:: Data for processing ::
______________________________

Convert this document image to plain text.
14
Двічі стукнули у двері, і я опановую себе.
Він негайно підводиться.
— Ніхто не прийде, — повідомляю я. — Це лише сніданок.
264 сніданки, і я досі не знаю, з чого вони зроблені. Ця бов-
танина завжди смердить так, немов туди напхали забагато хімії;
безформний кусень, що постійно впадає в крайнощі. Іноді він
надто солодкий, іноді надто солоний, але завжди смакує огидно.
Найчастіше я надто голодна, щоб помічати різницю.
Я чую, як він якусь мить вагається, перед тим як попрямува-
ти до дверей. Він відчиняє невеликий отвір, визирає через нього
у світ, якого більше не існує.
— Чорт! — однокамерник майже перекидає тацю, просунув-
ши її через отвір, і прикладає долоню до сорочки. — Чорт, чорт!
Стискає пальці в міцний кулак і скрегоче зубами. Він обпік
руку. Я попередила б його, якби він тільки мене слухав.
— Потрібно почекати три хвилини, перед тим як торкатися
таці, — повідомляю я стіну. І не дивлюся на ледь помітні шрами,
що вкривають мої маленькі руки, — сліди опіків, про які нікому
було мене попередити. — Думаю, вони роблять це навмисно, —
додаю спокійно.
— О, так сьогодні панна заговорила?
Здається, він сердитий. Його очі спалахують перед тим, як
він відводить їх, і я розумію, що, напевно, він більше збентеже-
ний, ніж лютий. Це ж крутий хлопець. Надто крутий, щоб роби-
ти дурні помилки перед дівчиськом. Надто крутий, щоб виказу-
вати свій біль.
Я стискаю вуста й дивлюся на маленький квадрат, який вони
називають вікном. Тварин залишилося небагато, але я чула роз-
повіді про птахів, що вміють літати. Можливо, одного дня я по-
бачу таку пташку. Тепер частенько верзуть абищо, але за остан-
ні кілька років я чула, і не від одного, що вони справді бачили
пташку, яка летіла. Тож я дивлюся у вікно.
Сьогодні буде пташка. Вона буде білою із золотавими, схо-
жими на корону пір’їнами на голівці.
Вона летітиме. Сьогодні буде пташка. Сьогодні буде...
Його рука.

______________________________

From the entries above, copy every line where the word "чула" shows up.

:: Exercise answer ::
називають вікном. Тварин залишилося небагато, але я чула роз-
ні кілька років я чула, і не від одного, що вони справді бачили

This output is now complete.